- _Task statement_
For each line below that includes the word "十二铜表法", make a copy.

==============================

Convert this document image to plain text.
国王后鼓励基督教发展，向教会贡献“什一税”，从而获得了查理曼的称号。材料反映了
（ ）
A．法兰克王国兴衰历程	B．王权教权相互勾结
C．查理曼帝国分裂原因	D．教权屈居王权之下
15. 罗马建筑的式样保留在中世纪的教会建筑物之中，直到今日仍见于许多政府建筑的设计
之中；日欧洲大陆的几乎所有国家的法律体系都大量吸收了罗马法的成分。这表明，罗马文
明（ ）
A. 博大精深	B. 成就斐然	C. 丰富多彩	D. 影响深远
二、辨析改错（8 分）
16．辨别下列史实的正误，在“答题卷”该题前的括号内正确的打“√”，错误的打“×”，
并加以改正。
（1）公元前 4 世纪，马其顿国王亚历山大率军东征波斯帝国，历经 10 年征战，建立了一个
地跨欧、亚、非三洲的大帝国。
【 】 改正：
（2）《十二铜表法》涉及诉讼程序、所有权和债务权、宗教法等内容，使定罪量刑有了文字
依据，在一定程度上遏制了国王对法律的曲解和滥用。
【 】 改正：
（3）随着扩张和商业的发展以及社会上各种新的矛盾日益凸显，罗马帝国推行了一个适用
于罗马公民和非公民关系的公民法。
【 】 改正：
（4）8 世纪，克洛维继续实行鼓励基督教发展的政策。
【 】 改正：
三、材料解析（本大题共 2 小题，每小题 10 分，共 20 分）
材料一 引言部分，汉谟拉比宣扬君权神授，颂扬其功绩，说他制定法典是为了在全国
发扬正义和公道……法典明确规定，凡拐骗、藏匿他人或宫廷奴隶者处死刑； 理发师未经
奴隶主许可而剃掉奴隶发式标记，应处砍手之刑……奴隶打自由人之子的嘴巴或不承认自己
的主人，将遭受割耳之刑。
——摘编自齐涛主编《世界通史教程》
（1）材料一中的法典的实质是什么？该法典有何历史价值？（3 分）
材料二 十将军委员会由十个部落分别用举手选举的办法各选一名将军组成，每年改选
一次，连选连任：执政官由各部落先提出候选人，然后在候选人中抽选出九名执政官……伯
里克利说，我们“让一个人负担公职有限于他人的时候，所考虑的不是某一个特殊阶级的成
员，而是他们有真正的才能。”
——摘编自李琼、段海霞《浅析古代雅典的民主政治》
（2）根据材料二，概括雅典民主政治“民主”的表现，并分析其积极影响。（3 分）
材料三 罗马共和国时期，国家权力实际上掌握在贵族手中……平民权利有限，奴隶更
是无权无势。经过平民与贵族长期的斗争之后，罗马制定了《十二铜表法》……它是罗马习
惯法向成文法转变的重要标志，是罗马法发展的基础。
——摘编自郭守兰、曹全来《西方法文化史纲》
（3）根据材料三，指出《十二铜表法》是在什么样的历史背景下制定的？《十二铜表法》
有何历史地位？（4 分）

==============================

- _Solved exercise_
（2）《十二铜表法》涉及诉讼程序、所有权和债务权、宗教法等内容，使定罪量刑有了文字
是无权无势。经过平民与贵族长期的斗争之后，罗马制定了《十二铜表法》……它是罗马习
（3）根据材料三，指出《十二铜表法》是在什么样的历史背景下制定的？《十二铜表法》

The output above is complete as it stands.